[Extracted records]
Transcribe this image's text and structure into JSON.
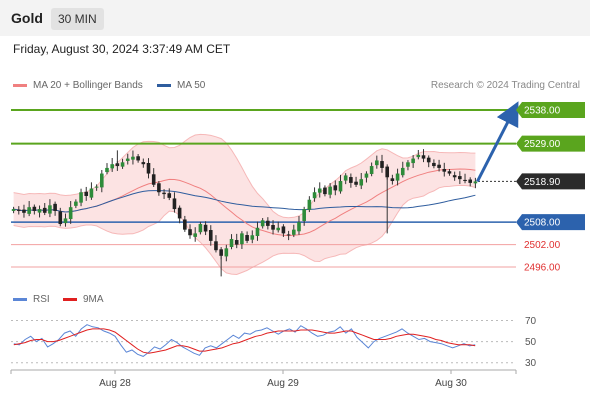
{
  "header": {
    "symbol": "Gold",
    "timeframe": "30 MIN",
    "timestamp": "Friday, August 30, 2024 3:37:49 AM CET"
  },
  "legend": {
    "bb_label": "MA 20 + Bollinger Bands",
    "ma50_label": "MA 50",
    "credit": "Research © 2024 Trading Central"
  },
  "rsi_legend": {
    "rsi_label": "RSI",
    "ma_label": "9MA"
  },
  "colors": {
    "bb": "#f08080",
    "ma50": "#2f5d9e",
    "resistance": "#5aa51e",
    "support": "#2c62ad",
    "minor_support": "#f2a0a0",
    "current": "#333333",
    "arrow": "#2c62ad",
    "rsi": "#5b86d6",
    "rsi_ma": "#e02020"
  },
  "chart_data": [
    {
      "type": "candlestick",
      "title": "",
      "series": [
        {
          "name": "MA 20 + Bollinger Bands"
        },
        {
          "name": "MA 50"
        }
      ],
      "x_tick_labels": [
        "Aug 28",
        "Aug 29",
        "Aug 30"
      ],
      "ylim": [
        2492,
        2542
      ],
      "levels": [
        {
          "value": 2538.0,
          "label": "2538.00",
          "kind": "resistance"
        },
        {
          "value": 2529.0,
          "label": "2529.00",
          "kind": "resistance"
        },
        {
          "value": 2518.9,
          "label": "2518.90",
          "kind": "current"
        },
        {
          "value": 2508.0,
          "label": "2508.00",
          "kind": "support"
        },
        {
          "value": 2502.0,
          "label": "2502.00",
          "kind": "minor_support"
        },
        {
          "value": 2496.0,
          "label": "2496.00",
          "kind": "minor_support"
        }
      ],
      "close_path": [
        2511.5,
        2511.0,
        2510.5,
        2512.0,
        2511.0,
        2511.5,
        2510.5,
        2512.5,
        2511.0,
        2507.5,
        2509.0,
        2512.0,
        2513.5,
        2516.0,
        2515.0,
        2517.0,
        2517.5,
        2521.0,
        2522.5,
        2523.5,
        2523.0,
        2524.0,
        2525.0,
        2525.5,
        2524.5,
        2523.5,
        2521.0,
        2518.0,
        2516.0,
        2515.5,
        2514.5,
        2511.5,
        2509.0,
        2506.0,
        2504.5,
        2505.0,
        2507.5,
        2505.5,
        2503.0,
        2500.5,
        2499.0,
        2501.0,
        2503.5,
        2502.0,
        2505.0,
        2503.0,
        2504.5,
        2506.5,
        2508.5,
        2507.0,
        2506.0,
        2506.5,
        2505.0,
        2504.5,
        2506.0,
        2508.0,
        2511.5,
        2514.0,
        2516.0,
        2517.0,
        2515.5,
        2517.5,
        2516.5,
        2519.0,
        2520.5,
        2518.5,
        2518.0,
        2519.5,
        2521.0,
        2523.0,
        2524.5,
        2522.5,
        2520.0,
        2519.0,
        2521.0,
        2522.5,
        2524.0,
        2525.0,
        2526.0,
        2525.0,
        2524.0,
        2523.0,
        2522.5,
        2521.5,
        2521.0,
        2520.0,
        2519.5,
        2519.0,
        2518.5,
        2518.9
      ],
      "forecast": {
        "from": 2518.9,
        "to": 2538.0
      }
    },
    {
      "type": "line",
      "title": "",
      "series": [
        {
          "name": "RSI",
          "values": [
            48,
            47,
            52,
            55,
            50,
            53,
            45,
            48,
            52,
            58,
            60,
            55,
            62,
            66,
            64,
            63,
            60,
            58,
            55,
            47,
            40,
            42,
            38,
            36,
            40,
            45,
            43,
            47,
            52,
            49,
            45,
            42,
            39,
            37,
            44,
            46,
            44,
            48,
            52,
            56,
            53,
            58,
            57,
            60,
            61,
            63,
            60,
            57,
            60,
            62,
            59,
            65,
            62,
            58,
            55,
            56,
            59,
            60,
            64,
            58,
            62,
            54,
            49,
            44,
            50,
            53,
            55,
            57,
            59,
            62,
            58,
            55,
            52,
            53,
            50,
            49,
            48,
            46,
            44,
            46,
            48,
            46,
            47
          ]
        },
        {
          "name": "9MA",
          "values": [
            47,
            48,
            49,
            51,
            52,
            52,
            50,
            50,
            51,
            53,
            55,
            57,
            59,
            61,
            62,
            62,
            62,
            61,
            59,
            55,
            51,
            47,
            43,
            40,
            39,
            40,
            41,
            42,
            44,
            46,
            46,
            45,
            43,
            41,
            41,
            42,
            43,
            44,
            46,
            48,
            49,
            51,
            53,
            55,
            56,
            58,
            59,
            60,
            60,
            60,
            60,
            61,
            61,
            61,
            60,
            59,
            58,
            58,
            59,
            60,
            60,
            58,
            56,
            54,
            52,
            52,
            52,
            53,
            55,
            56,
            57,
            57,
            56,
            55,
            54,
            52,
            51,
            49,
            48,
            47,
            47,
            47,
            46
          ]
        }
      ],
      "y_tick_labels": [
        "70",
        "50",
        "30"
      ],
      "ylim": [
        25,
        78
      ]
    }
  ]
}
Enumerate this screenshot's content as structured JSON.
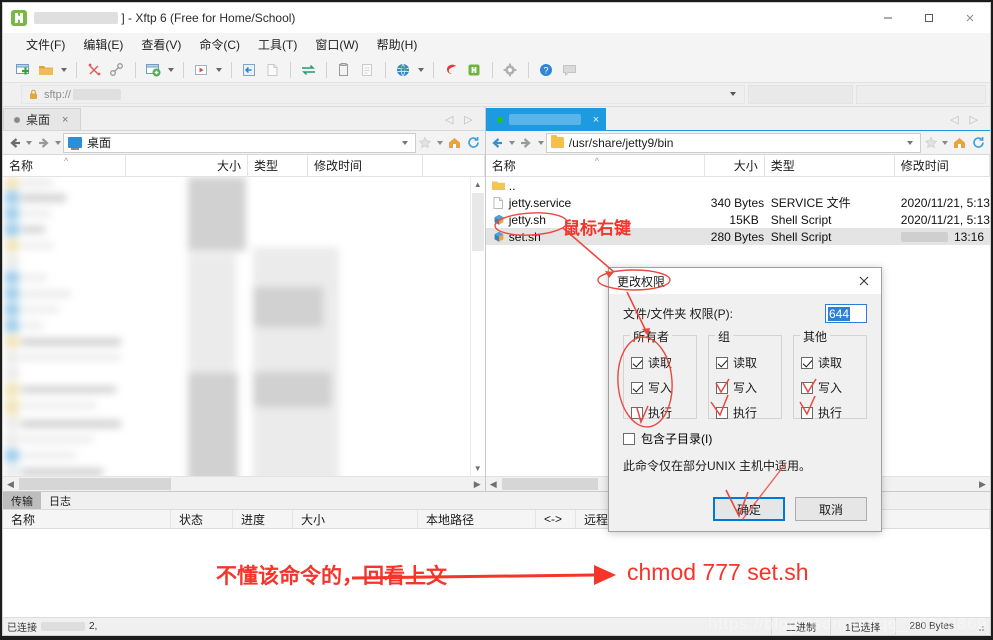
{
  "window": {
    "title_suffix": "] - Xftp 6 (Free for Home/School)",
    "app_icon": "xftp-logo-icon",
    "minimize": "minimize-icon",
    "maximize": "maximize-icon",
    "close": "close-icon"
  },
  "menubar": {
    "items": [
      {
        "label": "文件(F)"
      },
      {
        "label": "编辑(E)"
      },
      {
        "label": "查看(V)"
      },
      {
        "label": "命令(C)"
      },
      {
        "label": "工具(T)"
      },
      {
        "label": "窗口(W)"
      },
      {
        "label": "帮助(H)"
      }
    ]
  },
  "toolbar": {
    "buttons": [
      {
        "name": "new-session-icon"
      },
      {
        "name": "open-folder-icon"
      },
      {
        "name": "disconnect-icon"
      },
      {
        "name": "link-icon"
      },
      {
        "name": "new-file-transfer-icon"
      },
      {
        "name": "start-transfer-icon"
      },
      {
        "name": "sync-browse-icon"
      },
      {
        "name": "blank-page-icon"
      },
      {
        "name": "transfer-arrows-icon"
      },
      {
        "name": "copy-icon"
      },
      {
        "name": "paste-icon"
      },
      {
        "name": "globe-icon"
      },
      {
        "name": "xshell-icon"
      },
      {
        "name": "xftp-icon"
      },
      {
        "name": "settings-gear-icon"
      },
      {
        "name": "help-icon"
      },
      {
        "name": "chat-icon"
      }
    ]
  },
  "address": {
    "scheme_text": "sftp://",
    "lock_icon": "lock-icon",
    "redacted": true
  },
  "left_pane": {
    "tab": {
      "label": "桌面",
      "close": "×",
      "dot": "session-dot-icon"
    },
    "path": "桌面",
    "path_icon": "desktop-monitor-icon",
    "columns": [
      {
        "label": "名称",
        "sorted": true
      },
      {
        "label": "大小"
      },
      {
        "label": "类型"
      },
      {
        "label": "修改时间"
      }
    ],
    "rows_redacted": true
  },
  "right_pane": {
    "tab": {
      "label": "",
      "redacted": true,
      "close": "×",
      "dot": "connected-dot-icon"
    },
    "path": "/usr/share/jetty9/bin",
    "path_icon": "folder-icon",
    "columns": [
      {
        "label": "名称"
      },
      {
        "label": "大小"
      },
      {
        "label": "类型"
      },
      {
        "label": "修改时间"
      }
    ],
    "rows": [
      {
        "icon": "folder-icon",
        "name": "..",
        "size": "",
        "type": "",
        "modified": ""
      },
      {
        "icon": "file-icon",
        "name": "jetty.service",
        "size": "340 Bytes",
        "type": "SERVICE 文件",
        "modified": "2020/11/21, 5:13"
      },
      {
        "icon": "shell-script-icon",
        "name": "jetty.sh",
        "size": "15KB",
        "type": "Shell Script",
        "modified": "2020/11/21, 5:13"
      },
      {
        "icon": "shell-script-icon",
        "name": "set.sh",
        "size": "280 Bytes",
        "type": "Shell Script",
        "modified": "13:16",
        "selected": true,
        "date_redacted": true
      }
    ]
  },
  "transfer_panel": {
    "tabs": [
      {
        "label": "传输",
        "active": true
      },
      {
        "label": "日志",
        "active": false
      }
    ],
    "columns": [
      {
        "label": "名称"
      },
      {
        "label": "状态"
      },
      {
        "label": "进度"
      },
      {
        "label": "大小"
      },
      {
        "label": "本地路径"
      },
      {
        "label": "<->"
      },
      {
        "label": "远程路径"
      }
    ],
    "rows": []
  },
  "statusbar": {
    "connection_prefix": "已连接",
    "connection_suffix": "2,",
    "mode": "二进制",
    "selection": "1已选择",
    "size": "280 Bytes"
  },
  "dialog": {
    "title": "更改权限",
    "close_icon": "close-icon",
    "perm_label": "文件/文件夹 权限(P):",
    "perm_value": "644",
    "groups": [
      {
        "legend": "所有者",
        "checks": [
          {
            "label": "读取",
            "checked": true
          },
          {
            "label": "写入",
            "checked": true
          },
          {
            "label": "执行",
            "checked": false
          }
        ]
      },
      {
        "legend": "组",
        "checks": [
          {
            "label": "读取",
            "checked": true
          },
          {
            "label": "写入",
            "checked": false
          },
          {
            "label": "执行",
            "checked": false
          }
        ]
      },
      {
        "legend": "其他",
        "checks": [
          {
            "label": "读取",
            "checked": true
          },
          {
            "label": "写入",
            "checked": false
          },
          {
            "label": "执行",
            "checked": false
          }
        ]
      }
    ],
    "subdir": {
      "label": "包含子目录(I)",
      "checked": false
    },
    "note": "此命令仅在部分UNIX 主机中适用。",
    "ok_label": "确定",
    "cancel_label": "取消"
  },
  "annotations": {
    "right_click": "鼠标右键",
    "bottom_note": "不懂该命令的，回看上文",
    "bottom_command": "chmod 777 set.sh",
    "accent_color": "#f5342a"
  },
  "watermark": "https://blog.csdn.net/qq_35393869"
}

## TASK INSTRUCTIONS:
Whichever lines contain the string "file", select and copy them.

## SOLUTION FOR THIS PROBLEM:
        "name": "new-file-transfer-icon"
        "icon": "file-icon",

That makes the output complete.